» **WHAT YOU ARE ASKED TO DO**
Please write the listing below out again exactly, leaving every picture behind.

[Rows from a figure dataset]
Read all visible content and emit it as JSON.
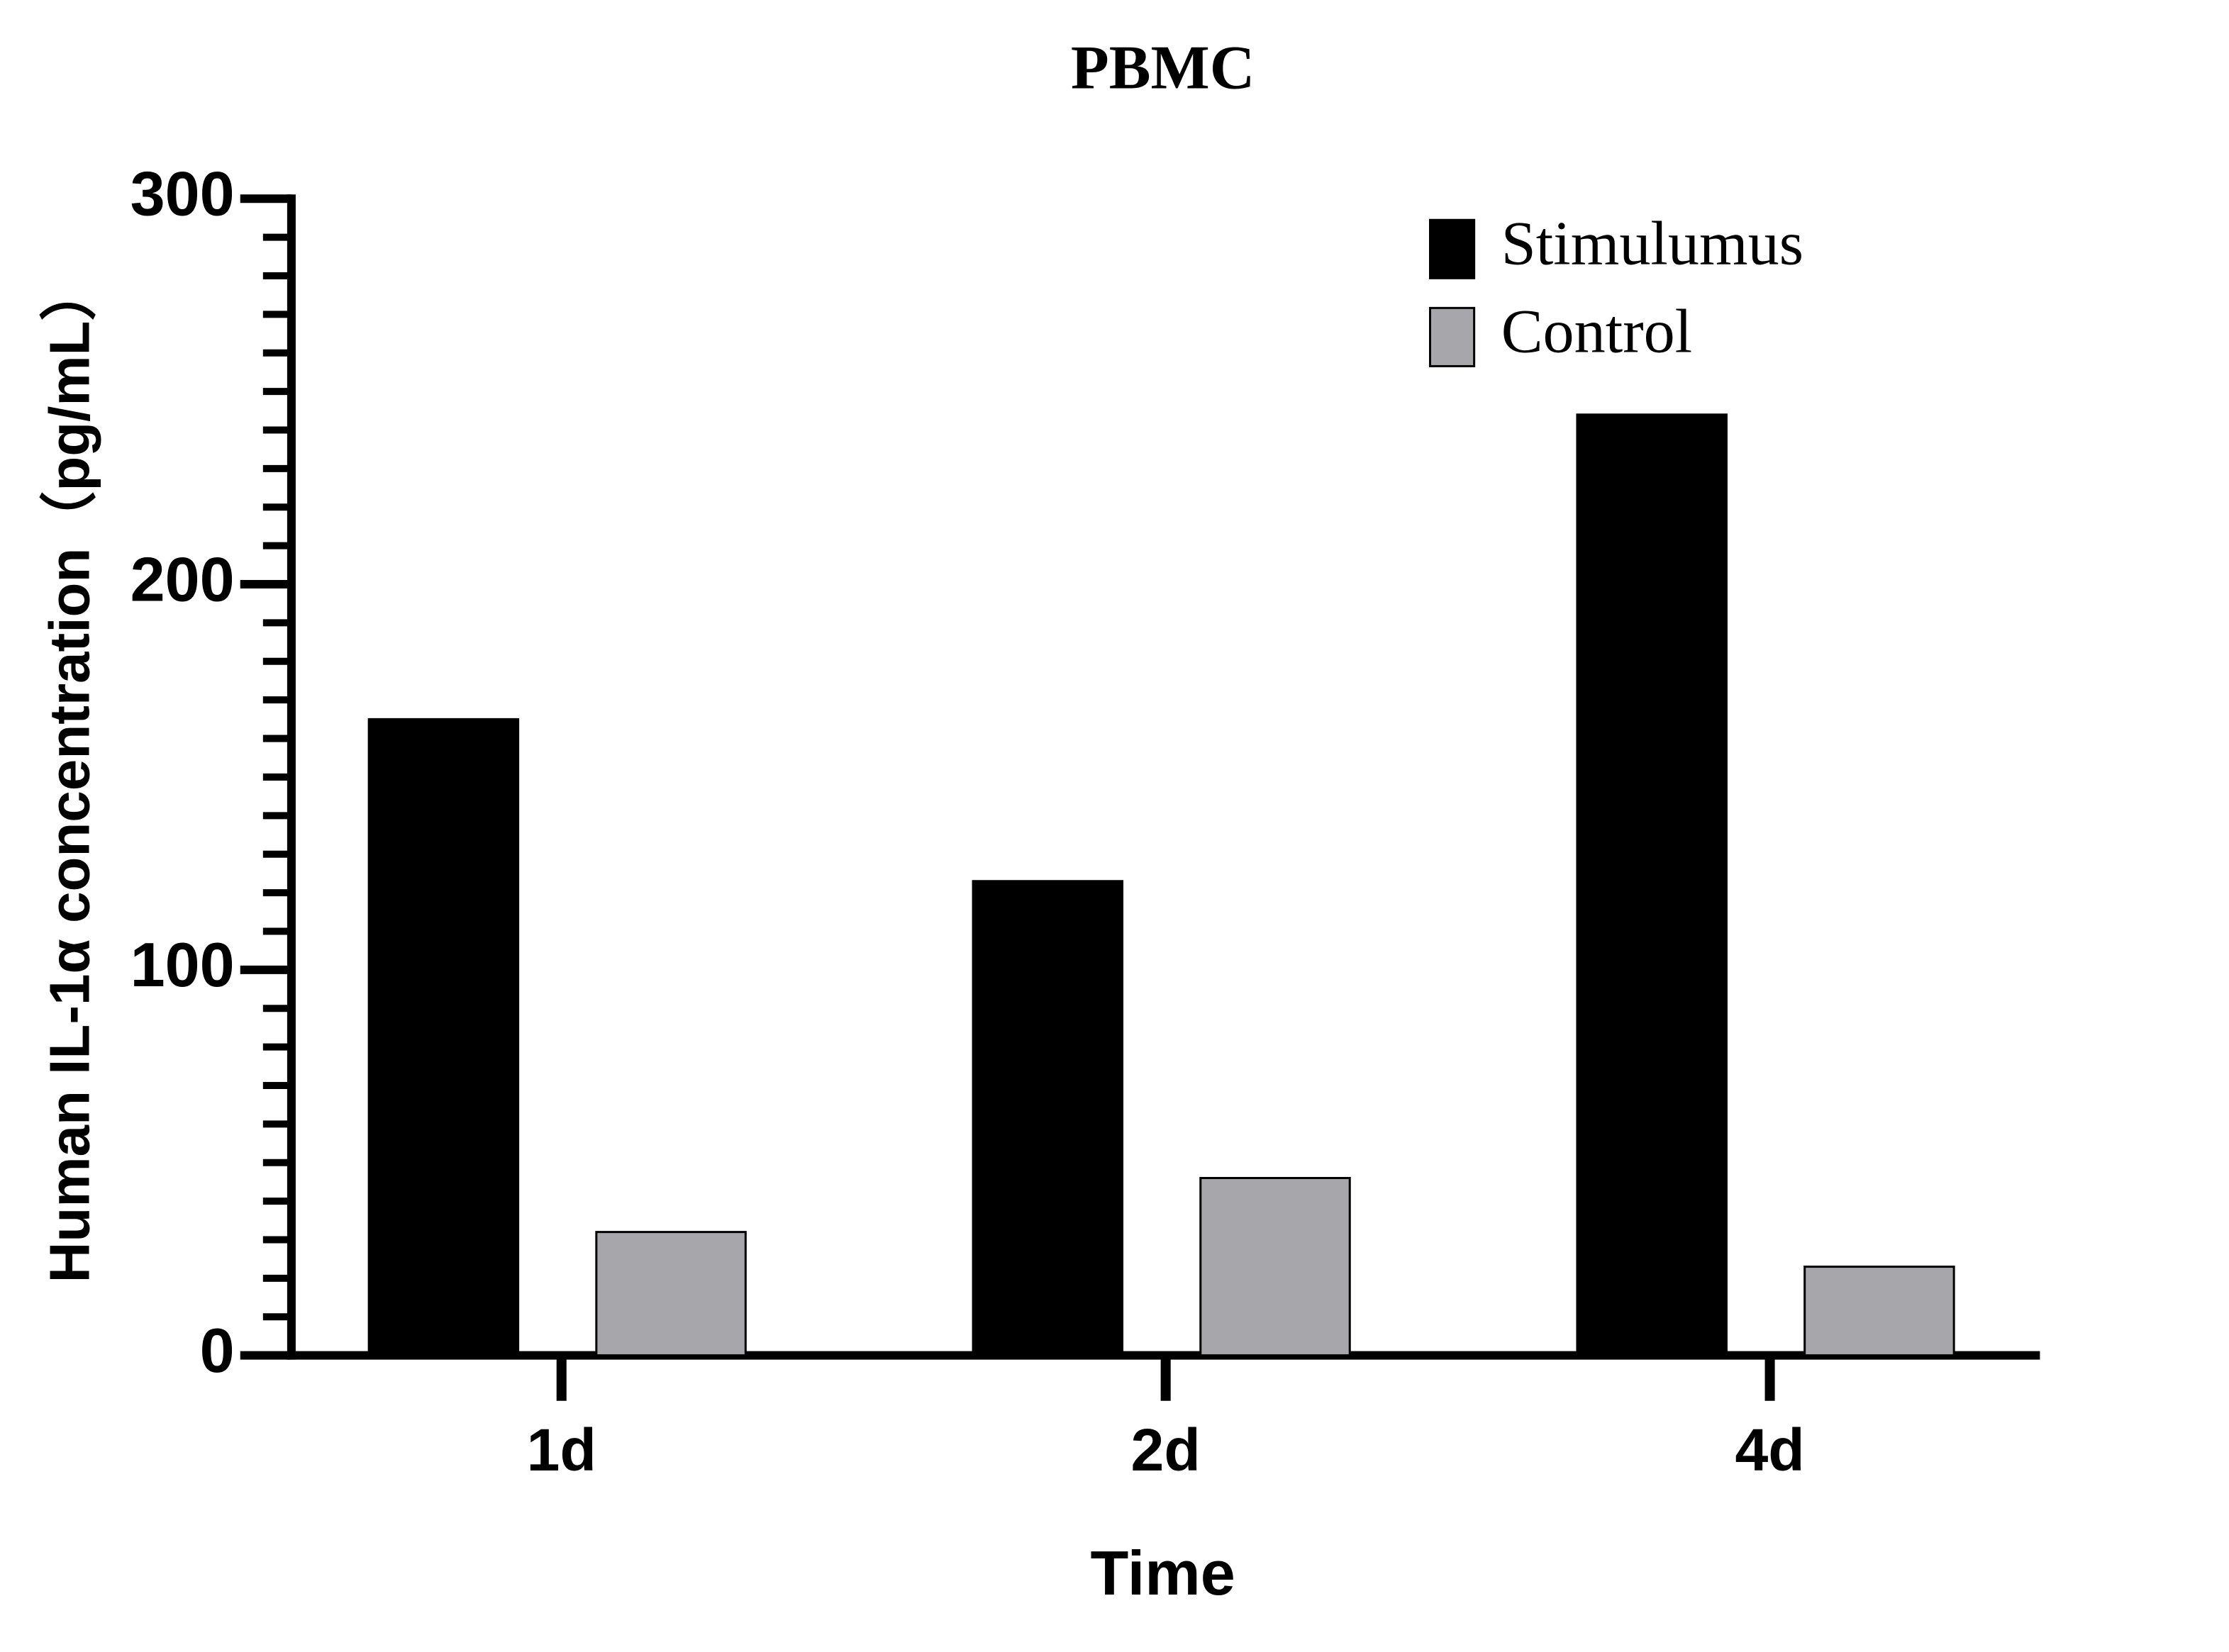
{
  "chart_data": {
    "type": "bar",
    "title": "PBMC",
    "x_label": "Time",
    "y_label": "Human IL-1α concentration（pg/mL）",
    "categories": [
      "1d",
      "2d",
      "4d"
    ],
    "series": [
      {
        "name": "Stimulumus",
        "color": "#000000",
        "values": [
          165,
          123,
          244
        ]
      },
      {
        "name": "Control",
        "color": "#a7a7ab",
        "values": [
          32,
          46,
          23
        ]
      }
    ],
    "ylim": [
      0,
      300
    ],
    "yticks": [
      0,
      100,
      200,
      300
    ],
    "yminorticks": [
      10,
      20,
      30,
      40,
      50,
      60,
      70,
      80,
      90,
      110,
      120,
      130,
      140,
      150,
      160,
      170,
      180,
      190,
      210,
      220,
      230,
      240,
      250,
      260,
      270,
      280,
      290
    ],
    "legend": "top right",
    "grid": false
  }
}
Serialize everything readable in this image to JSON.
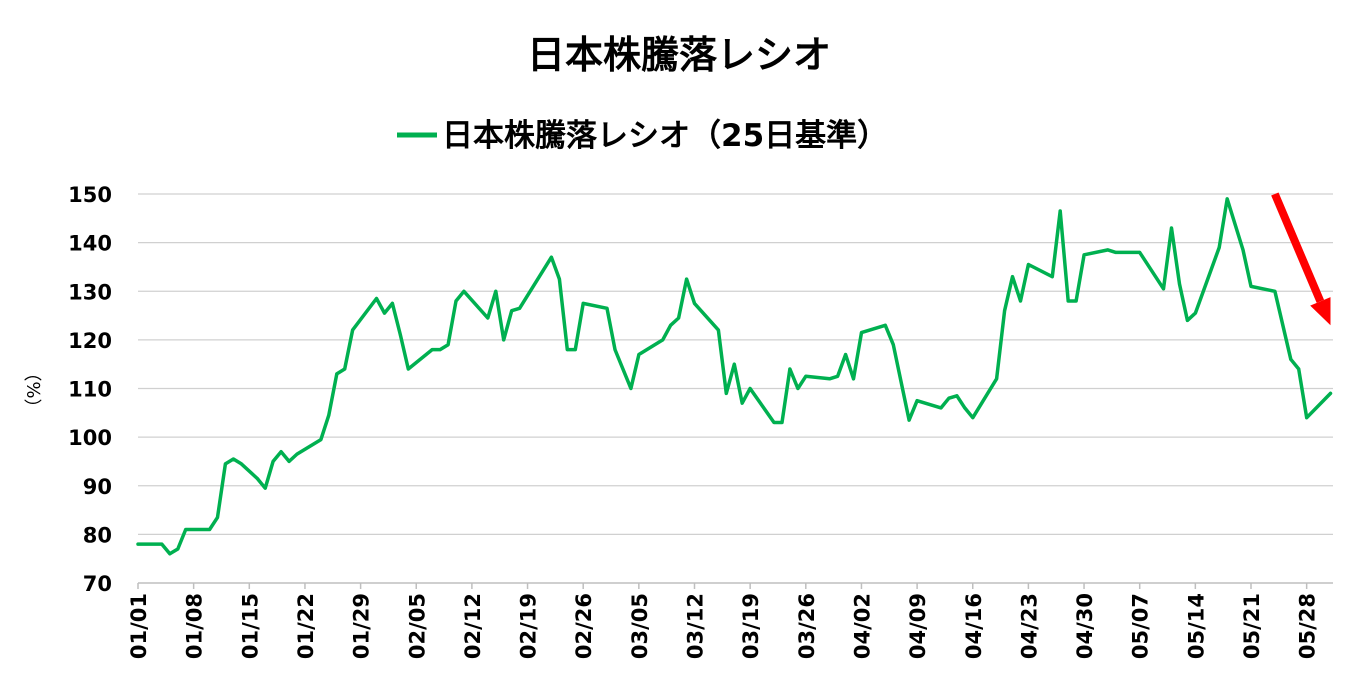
{
  "chart_data": {
    "type": "line",
    "title": "日本株騰落レシオ",
    "legend": [
      "日本株騰落レシオ（25日基準）"
    ],
    "legend_position": "top",
    "ylabel": "（%）",
    "xlabel": "",
    "ylim": [
      70,
      150
    ],
    "yticks": [
      70,
      80,
      90,
      100,
      110,
      120,
      130,
      140,
      150
    ],
    "xticks": [
      "01/01",
      "01/08",
      "01/15",
      "01/22",
      "01/29",
      "02/05",
      "02/12",
      "02/19",
      "02/26",
      "03/05",
      "03/12",
      "03/19",
      "03/26",
      "04/02",
      "04/09",
      "04/16",
      "04/23",
      "04/30",
      "05/07",
      "05/14",
      "05/21",
      "05/28"
    ],
    "grid": true,
    "colors": {
      "line": "#00b050",
      "arrow": "#ff0000"
    },
    "annotation": {
      "type": "arrow",
      "description": "downward trend",
      "from_day": 143,
      "from_value": 150,
      "to_day": 150,
      "to_value": 123
    },
    "series": [
      {
        "name": "日本株騰落レシオ（25日基準）",
        "points": [
          [
            0,
            78
          ],
          [
            3,
            78
          ],
          [
            4,
            76
          ],
          [
            5,
            77
          ],
          [
            6,
            81
          ],
          [
            9,
            81
          ],
          [
            10,
            83.5
          ],
          [
            11,
            94.5
          ],
          [
            12,
            95.5
          ],
          [
            13,
            94.5
          ],
          [
            15,
            91.5
          ],
          [
            16,
            89.5
          ],
          [
            17,
            95
          ],
          [
            18,
            97
          ],
          [
            19,
            95
          ],
          [
            20,
            96.5
          ],
          [
            23,
            99.5
          ],
          [
            24,
            104.5
          ],
          [
            25,
            113
          ],
          [
            26,
            114
          ],
          [
            27,
            122
          ],
          [
            30,
            128.5
          ],
          [
            31,
            125.5
          ],
          [
            32,
            127.5
          ],
          [
            33,
            121
          ],
          [
            34,
            114
          ],
          [
            37,
            118
          ],
          [
            38,
            118
          ],
          [
            39,
            119
          ],
          [
            40,
            128
          ],
          [
            41,
            130
          ],
          [
            44,
            124.5
          ],
          [
            45,
            130
          ],
          [
            46,
            120
          ],
          [
            47,
            126
          ],
          [
            48,
            126.5
          ],
          [
            52,
            137
          ],
          [
            53,
            132.5
          ],
          [
            54,
            118
          ],
          [
            55,
            118
          ],
          [
            56,
            127.5
          ],
          [
            59,
            126.5
          ],
          [
            60,
            118
          ],
          [
            62,
            110
          ],
          [
            63,
            117
          ],
          [
            66,
            120
          ],
          [
            67,
            123
          ],
          [
            68,
            124.5
          ],
          [
            69,
            132.5
          ],
          [
            70,
            127.5
          ],
          [
            73,
            122
          ],
          [
            74,
            109
          ],
          [
            75,
            115
          ],
          [
            76,
            107
          ],
          [
            77,
            110
          ],
          [
            80,
            103
          ],
          [
            81,
            103
          ],
          [
            82,
            114
          ],
          [
            83,
            110
          ],
          [
            84,
            112.5
          ],
          [
            87,
            112
          ],
          [
            88,
            112.5
          ],
          [
            89,
            117
          ],
          [
            90,
            112
          ],
          [
            91,
            121.5
          ],
          [
            94,
            123
          ],
          [
            95,
            119
          ],
          [
            97,
            103.5
          ],
          [
            98,
            107.5
          ],
          [
            101,
            106
          ],
          [
            102,
            108
          ],
          [
            103,
            108.5
          ],
          [
            104,
            106
          ],
          [
            105,
            104
          ],
          [
            108,
            112
          ],
          [
            109,
            126
          ],
          [
            110,
            133
          ],
          [
            111,
            128
          ],
          [
            112,
            135.5
          ],
          [
            115,
            133
          ],
          [
            116,
            146.5
          ],
          [
            117,
            128
          ],
          [
            118,
            128
          ],
          [
            119,
            137.5
          ],
          [
            122,
            138.5
          ],
          [
            123,
            138
          ],
          [
            126,
            138
          ],
          [
            129,
            130.5
          ],
          [
            130,
            143
          ],
          [
            131,
            131.5
          ],
          [
            132,
            124
          ],
          [
            133,
            125.5
          ],
          [
            136,
            139
          ],
          [
            137,
            149
          ],
          [
            139,
            138.5
          ],
          [
            140,
            131
          ],
          [
            143,
            130
          ],
          [
            145,
            116
          ],
          [
            146,
            114
          ],
          [
            147,
            104
          ],
          [
            150,
            109
          ]
        ]
      }
    ]
  }
}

» **OUTPUT OF THE EXERCISE**
Read all visible content and emit it as JSON.
{
  "chart_data": {
    "type": "bar",
    "title": "PBMC",
    "x_label": "Time",
    "y_label": "Human IL-1α concentration（pg/mL）",
    "categories": [
      "1d",
      "2d",
      "4d"
    ],
    "series": [
      {
        "name": "Stimulumus",
        "color": "#000000",
        "values": [
          165,
          123,
          244
        ]
      },
      {
        "name": "Control",
        "color": "#a7a7ab",
        "values": [
          32,
          46,
          23
        ]
      }
    ],
    "ylim": [
      0,
      300
    ],
    "yticks": [
      0,
      100,
      200,
      300
    ],
    "yminorticks": [
      10,
      20,
      30,
      40,
      50,
      60,
      70,
      80,
      90,
      110,
      120,
      130,
      140,
      150,
      160,
      170,
      180,
      190,
      210,
      220,
      230,
      240,
      250,
      260,
      270,
      280,
      290
    ],
    "legend": "top right",
    "grid": false
  }
}
Serialize everything readable in this image to JSON.
{
  "chart_data": {
    "type": "line",
    "title": "日本株騰落レシオ",
    "legend": [
      "日本株騰落レシオ（25日基準）"
    ],
    "legend_position": "top",
    "ylabel": "（%）",
    "xlabel": "",
    "ylim": [
      70,
      150
    ],
    "yticks": [
      70,
      80,
      90,
      100,
      110,
      120,
      130,
      140,
      150
    ],
    "xticks": [
      "01/01",
      "01/08",
      "01/15",
      "01/22",
      "01/29",
      "02/05",
      "02/12",
      "02/19",
      "02/26",
      "03/05",
      "03/12",
      "03/19",
      "03/26",
      "04/02",
      "04/09",
      "04/16",
      "04/23",
      "04/30",
      "05/07",
      "05/14",
      "05/21",
      "05/28"
    ],
    "grid": true,
    "colors": {
      "line": "#00b050",
      "arrow": "#ff0000"
    },
    "annotation": {
      "type": "arrow",
      "description": "downward trend",
      "from_day": 143,
      "from_value": 150,
      "to_day": 150,
      "to_value": 123
    },
    "series": [
      {
        "name": "日本株騰落レシオ（25日基準）",
        "points": [
          [
            0,
            78
          ],
          [
            3,
            78
          ],
          [
            4,
            76
          ],
          [
            5,
            77
          ],
          [
            6,
            81
          ],
          [
            9,
            81
          ],
          [
            10,
            83.5
          ],
          [
            11,
            94.5
          ],
          [
            12,
            95.5
          ],
          [
            13,
            94.5
          ],
          [
            15,
            91.5
          ],
          [
            16,
            89.5
          ],
          [
            17,
            95
          ],
          [
            18,
            97
          ],
          [
            19,
            95
          ],
          [
            20,
            96.5
          ],
          [
            23,
            99.5
          ],
          [
            24,
            104.5
          ],
          [
            25,
            113
          ],
          [
            26,
            114
          ],
          [
            27,
            122
          ],
          [
            30,
            128.5
          ],
          [
            31,
            125.5
          ],
          [
            32,
            127.5
          ],
          [
            33,
            121
          ],
          [
            34,
            114
          ],
          [
            37,
            118
          ],
          [
            38,
            118
          ],
          [
            39,
            119
          ],
          [
            40,
            128
          ],
          [
            41,
            130
          ],
          [
            44,
            124.5
          ],
          [
            45,
            130
          ],
          [
            46,
            120
          ],
          [
            47,
            126
          ],
          [
            48,
            126.5
          ],
          [
            52,
            137
          ],
          [
            53,
            132.5
          ],
          [
            54,
            118
          ],
          [
            55,
            118
          ],
          [
            56,
            127.5
          ],
          [
            59,
            126.5
          ],
          [
            60,
            118
          ],
          [
            62,
            110
          ],
          [
            63,
            117
          ],
          [
            66,
            120
          ],
          [
            67,
            123
          ],
          [
            68,
            124.5
          ],
          [
            69,
            132.5
          ],
          [
            70,
            127.5
          ],
          [
            73,
            122
          ],
          [
            74,
            109
          ],
          [
            75,
            115
          ],
          [
            76,
            107
          ],
          [
            77,
            110
          ],
          [
            80,
            103
          ],
          [
            81,
            103
          ],
          [
            82,
            114
          ],
          [
            83,
            110
          ],
          [
            84,
            112.5
          ],
          [
            87,
            112
          ],
          [
            88,
            112.5
          ],
          [
            89,
            117
          ],
          [
            90,
            112
          ],
          [
            91,
            121.5
          ],
          [
            94,
            123
          ],
          [
            95,
            119
          ],
          [
            97,
            103.5
          ],
          [
            98,
            107.5
          ],
          [
            101,
            106
          ],
          [
            102,
            108
          ],
          [
            103,
            108.5
          ],
          [
            104,
            106
          ],
          [
            105,
            104
          ],
          [
            108,
            112
          ],
          [
            109,
            126
          ],
          [
            110,
            133
          ],
          [
            111,
            128
          ],
          [
            112,
            135.5
          ],
          [
            115,
            133
          ],
          [
            116,
            146.5
          ],
          [
            117,
            128
          ],
          [
            118,
            128
          ],
          [
            119,
            137.5
          ],
          [
            122,
            138.5
          ],
          [
            123,
            138
          ],
          [
            126,
            138
          ],
          [
            129,
            130.5
          ],
          [
            130,
            143
          ],
          [
            131,
            131.5
          ],
          [
            132,
            124
          ],
          [
            133,
            125.5
          ],
          [
            136,
            139
          ],
          [
            137,
            149
          ],
          [
            139,
            138.5
          ],
          [
            140,
            131
          ],
          [
            143,
            130
          ],
          [
            145,
            116
          ],
          [
            146,
            114
          ],
          [
            147,
            104
          ],
          [
            150,
            109
          ]
        ]
      }
    ]
  }
}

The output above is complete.